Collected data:

■ ■ ■ ■ ■ ■ ■

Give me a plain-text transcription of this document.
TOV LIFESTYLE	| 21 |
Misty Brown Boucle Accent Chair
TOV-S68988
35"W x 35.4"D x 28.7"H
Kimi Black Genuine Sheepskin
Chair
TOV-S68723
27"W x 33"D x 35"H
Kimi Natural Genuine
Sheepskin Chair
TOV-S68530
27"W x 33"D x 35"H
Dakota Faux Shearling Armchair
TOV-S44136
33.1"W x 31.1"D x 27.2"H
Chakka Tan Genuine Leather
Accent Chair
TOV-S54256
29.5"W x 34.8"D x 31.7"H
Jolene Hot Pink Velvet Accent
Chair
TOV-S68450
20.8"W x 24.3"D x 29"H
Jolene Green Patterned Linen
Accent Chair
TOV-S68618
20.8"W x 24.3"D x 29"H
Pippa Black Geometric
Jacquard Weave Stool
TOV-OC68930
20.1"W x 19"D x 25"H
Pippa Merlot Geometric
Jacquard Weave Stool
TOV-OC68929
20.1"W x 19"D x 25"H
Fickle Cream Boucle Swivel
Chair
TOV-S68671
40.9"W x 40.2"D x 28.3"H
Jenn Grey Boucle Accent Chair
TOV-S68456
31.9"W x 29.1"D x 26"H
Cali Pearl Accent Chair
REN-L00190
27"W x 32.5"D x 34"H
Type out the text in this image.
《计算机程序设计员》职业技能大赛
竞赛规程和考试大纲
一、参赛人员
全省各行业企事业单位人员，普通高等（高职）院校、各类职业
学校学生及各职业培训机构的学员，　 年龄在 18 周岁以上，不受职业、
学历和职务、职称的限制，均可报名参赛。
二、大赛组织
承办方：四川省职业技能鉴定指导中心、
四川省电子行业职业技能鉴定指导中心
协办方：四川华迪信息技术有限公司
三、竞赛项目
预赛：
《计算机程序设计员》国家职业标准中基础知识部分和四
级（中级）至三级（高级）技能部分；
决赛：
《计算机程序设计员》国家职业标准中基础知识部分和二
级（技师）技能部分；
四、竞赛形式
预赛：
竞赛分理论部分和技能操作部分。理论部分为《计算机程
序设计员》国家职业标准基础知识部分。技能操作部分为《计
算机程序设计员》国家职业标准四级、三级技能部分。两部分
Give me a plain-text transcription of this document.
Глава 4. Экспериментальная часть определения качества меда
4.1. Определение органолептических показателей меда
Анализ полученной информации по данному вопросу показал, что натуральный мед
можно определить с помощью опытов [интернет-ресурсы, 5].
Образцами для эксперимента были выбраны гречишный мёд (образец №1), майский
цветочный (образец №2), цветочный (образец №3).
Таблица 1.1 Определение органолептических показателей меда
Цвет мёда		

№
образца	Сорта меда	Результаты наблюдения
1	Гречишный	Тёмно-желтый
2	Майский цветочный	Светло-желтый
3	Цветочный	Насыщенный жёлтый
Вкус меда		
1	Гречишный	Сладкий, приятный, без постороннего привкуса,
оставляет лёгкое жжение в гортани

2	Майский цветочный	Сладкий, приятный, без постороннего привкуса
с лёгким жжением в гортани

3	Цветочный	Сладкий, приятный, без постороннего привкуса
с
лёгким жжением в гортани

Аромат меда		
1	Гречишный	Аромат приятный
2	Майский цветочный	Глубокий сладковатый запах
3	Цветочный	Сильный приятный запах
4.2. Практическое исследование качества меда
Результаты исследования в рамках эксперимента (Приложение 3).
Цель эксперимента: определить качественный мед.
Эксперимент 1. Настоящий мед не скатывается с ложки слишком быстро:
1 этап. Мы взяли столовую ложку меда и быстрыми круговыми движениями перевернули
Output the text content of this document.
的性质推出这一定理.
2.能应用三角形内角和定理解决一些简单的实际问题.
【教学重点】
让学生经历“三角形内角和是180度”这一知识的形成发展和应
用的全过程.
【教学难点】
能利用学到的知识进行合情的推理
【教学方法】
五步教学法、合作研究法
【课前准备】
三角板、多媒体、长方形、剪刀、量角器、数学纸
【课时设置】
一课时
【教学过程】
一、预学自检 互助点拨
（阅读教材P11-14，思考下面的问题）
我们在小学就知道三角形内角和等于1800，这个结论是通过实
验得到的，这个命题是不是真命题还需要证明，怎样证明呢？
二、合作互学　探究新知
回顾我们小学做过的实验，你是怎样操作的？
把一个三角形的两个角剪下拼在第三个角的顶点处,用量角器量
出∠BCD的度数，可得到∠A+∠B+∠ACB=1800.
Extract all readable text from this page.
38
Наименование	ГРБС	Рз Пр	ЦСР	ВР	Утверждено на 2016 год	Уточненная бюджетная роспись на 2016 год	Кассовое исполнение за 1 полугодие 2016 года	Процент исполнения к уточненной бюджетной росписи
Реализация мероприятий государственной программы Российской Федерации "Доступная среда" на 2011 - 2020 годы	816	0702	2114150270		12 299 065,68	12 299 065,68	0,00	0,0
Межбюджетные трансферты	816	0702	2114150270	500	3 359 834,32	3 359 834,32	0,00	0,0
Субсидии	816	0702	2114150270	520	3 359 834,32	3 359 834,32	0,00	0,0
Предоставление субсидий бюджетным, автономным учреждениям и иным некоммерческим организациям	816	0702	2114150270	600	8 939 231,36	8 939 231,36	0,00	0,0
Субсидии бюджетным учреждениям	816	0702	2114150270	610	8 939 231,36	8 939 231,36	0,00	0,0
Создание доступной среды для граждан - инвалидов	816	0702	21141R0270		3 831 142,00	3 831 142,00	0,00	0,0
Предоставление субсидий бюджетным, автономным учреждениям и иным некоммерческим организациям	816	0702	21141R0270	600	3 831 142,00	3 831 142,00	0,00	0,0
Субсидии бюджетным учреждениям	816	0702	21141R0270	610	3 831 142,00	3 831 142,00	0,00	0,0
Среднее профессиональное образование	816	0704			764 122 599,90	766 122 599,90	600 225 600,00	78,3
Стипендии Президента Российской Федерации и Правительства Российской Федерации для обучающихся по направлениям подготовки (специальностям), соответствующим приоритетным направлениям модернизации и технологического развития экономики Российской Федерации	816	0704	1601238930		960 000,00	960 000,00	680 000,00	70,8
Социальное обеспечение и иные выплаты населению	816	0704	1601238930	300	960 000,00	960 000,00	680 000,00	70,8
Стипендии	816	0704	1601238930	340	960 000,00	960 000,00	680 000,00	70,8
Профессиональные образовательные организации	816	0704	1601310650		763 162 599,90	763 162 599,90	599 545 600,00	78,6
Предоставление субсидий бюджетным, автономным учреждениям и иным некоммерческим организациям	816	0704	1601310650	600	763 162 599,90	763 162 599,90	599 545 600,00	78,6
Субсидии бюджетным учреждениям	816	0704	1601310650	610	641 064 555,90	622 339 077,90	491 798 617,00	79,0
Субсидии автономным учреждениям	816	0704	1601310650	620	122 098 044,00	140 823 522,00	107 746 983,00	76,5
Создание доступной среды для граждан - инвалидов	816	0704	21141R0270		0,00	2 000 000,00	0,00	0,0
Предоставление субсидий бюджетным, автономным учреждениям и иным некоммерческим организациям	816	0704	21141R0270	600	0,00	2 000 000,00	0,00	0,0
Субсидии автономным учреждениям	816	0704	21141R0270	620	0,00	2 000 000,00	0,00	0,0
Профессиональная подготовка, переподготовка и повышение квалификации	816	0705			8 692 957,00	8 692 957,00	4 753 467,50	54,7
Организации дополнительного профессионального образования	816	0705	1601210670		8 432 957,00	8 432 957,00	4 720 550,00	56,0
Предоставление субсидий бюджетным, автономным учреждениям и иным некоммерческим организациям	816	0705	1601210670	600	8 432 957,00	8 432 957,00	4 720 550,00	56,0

■ ■ ■ ■ ■ ■ ■

AIM =>
Filter the data for the string "граждан" and copy every line that has it.

RESPONSE TO THE EXERCISE =>
Создание доступной среды для граждан - инвалидов	816	0702	21141R0270		3 831 142,00	3 831 142,00	0,00	0,0
Создание доступной среды для граждан - инвалидов	816	0704	21141R0270		0,00	2 000 000,00	0,00	0,0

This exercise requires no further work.